_Directions_
All of the data below should be written out exactly.

_Data provided_
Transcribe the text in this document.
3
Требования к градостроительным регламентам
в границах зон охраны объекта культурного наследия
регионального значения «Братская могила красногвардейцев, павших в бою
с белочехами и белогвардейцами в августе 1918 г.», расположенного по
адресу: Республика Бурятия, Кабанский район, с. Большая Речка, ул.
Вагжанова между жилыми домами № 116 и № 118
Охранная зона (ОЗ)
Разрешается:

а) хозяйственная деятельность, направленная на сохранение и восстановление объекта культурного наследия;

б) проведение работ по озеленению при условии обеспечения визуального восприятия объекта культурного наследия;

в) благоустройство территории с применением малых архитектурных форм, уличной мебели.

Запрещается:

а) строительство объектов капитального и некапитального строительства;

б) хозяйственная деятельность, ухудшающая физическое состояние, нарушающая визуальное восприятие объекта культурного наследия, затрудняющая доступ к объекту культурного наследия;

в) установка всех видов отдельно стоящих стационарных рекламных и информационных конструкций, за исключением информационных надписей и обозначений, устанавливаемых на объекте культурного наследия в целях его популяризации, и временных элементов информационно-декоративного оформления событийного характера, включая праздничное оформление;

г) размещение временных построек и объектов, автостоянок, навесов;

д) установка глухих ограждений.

_Worked answer_
Transcribe the text in this document.
3
Требования к градостроительным регламентам
в границах зон охраны объекта культурного наследия
регионального значения «Братская могила красногвардейцев, павших в бою
с белочехами и белогвардейцами в августе 1918 г.», расположенного по
адресу: Республика Бурятия, Кабанский район, с. Большая Речка, ул.
Вагжанова между жилыми домами № 116 и № 118
Охранная зона (ОЗ)
Разрешается:

а) хозяйственная деятельность, направленная на сохранение и восстановление объекта культурного наследия;

б) проведение работ по озеленению при условии обеспечения визуального восприятия объекта культурного наследия;

в) благоустройство территории с применением малых архитектурных форм, уличной мебели.

Запрещается:

а) строительство объектов капитального и некапитального строительства;

б) хозяйственная деятельность, ухудшающая физическое состояние, нарушающая визуальное восприятие объекта культурного наследия, затрудняющая доступ к объекту культурного наследия;

в) установка всех видов отдельно стоящих стационарных рекламных и информационных конструкций, за исключением информационных надписей и обозначений, устанавливаемых на объекте культурного наследия в целях его популяризации, и временных элементов информационно-декоративного оформления событийного характера, включая праздничное оформление;

г) размещение временных построек и объектов, автостоянок, навесов;

д) установка глухих ограждений.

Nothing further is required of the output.